EXERCISE DIRECTIONS: Going through the entries below, count each line containing the word "contin". Report the number only.
[[ RECORD EXTRACTS, beginning ]]
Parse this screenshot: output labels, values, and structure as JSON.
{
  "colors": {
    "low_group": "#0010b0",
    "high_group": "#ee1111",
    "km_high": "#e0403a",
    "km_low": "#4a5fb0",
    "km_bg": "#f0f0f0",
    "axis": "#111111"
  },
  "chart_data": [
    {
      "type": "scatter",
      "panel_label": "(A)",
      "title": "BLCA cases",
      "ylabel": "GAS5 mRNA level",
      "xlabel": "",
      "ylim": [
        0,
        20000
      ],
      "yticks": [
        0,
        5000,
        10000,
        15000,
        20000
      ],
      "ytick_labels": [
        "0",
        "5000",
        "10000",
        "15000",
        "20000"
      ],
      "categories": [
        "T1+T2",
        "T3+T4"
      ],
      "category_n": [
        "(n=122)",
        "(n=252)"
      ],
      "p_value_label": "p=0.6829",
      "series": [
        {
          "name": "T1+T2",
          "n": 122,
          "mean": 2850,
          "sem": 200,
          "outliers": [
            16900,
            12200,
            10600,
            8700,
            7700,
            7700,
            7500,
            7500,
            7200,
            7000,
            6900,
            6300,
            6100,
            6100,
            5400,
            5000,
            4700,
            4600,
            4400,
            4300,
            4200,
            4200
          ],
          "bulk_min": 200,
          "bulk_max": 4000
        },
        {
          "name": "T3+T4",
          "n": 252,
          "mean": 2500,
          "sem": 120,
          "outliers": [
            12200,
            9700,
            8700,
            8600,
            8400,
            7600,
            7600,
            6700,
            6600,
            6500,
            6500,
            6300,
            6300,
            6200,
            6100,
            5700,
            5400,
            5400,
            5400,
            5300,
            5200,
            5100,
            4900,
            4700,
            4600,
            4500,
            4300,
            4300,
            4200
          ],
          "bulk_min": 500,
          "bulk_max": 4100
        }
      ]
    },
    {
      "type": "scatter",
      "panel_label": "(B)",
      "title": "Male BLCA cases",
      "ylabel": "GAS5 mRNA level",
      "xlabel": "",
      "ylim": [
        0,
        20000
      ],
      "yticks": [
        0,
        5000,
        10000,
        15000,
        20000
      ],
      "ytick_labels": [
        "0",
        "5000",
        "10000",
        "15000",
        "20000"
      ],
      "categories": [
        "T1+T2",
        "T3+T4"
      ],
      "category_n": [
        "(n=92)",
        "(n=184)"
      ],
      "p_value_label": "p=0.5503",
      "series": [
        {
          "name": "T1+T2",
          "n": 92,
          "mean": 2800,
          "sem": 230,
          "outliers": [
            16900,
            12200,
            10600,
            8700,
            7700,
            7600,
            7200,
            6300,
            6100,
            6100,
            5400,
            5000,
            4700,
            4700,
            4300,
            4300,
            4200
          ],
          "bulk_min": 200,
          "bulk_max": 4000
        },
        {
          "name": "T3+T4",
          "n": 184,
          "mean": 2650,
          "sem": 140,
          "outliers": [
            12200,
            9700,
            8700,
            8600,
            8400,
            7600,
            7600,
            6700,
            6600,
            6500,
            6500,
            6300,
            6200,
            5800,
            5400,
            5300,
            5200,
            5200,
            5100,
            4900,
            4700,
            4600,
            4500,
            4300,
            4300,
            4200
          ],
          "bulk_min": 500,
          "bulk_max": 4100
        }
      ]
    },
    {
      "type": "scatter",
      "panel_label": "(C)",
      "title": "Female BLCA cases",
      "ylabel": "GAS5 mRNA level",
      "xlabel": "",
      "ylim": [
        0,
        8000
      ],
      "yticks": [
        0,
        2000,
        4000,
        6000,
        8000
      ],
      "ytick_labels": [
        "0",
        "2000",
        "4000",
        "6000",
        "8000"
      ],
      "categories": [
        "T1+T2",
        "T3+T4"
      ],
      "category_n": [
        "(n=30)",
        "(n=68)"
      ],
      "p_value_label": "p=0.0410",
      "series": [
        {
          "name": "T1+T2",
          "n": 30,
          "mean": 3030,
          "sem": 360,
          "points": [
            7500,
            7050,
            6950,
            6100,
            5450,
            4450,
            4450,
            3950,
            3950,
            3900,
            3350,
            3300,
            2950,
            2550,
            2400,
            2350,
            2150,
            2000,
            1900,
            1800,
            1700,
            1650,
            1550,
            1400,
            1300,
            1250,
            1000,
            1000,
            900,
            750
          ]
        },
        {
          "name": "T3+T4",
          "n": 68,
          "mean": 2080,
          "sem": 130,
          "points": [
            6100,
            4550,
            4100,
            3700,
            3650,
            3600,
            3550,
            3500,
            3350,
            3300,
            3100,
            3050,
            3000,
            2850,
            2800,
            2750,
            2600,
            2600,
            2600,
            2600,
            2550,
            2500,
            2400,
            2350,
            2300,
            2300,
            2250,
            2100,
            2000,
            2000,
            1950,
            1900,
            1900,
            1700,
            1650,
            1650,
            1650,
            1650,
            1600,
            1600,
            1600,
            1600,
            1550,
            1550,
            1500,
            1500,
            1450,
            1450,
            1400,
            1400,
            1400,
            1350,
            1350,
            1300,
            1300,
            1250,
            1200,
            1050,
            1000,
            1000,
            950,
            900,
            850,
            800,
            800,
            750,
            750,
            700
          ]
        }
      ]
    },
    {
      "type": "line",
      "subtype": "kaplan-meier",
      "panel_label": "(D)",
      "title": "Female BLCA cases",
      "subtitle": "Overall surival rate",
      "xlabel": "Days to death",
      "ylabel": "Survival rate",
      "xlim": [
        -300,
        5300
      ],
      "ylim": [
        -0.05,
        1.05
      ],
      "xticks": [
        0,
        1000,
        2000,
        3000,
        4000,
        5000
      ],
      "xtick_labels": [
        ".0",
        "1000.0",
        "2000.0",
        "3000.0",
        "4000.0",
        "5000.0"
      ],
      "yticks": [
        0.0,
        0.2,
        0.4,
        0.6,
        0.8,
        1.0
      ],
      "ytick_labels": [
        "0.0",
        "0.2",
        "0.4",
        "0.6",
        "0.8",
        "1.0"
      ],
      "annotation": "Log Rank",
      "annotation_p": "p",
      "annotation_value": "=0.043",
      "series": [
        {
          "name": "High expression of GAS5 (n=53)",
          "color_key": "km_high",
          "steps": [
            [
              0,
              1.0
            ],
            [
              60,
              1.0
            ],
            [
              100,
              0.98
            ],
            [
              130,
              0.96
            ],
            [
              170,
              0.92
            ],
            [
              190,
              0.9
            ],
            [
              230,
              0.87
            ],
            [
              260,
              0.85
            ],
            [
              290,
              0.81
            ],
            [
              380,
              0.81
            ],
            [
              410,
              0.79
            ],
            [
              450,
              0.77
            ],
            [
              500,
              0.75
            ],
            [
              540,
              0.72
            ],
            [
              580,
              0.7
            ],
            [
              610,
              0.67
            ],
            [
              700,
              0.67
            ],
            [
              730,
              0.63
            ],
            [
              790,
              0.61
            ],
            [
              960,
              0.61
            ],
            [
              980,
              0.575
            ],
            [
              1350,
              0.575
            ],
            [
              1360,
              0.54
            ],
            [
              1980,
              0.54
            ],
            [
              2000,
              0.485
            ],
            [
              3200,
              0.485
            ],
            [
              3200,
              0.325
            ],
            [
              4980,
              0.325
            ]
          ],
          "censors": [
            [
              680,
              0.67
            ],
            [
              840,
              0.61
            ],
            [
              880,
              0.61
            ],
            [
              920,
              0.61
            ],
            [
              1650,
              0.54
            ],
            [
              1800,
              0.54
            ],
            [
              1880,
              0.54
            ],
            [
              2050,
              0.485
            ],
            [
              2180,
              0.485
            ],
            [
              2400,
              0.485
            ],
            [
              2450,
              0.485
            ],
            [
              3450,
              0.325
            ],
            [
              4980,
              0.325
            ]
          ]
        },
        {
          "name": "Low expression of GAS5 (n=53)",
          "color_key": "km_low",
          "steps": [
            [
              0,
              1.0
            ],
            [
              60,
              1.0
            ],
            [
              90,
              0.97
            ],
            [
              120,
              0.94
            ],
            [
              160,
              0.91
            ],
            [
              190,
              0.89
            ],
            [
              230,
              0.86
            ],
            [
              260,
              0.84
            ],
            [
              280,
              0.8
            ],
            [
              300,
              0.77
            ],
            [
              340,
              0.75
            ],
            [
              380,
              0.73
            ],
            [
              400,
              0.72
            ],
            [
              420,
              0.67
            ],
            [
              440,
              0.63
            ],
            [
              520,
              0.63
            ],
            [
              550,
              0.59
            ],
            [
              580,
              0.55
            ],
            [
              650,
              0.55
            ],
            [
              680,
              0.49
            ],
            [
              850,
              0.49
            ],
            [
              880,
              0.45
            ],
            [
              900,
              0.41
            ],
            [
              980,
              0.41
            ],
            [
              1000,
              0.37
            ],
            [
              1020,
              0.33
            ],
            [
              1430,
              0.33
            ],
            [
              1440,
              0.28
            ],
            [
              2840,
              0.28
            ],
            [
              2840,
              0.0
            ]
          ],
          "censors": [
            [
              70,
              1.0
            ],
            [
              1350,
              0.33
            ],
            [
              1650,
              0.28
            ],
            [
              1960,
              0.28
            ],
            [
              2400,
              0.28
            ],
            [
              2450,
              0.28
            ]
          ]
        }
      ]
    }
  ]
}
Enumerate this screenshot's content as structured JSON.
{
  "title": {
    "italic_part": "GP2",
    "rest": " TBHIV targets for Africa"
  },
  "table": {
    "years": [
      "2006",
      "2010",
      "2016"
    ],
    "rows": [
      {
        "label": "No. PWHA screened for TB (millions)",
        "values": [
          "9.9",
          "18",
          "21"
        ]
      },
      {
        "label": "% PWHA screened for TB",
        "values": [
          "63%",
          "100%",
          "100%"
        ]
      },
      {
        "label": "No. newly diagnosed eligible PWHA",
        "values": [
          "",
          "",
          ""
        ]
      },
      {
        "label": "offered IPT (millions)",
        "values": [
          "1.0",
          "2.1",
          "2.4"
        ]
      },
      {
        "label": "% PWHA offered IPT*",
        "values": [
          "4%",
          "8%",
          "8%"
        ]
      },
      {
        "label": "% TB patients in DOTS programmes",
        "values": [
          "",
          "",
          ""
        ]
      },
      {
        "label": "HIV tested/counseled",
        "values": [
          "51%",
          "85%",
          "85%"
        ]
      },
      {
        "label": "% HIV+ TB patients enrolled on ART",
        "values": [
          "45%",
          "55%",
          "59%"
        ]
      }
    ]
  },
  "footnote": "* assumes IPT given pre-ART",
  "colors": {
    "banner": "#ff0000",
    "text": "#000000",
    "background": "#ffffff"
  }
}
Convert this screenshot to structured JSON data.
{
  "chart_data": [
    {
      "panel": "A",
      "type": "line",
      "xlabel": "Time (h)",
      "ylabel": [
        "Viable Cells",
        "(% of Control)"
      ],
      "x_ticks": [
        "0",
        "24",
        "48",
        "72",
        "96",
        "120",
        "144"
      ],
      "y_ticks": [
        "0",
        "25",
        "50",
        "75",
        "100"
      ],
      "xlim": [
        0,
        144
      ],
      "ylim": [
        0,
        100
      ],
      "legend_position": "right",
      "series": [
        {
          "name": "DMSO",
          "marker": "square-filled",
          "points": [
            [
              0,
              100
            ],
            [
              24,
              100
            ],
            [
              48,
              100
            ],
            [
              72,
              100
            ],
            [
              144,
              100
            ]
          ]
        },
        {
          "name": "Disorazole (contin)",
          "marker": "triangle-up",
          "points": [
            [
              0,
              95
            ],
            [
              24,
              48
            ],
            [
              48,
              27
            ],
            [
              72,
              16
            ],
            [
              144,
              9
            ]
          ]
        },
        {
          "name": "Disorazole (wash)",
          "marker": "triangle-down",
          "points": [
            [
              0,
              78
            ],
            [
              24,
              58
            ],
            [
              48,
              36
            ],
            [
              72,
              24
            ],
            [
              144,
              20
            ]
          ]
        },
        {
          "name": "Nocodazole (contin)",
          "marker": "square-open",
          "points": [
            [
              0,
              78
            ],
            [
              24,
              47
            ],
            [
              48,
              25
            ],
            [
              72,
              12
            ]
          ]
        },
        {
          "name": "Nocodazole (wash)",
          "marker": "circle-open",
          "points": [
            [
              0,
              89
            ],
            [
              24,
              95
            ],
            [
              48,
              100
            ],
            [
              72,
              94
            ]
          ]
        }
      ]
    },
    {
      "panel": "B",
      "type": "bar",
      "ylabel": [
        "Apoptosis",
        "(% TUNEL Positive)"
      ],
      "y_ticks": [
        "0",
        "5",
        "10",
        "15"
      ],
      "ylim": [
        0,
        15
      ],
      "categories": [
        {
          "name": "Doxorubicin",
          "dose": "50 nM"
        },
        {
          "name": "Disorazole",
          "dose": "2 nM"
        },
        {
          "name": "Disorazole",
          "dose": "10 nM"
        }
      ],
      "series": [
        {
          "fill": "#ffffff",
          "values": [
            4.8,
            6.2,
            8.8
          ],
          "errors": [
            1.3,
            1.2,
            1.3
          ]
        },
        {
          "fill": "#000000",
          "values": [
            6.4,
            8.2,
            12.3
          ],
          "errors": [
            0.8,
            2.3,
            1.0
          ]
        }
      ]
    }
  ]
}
[[ RECORD EXTRACTS, end ]]
REPLY TO THE EXERCISE: 2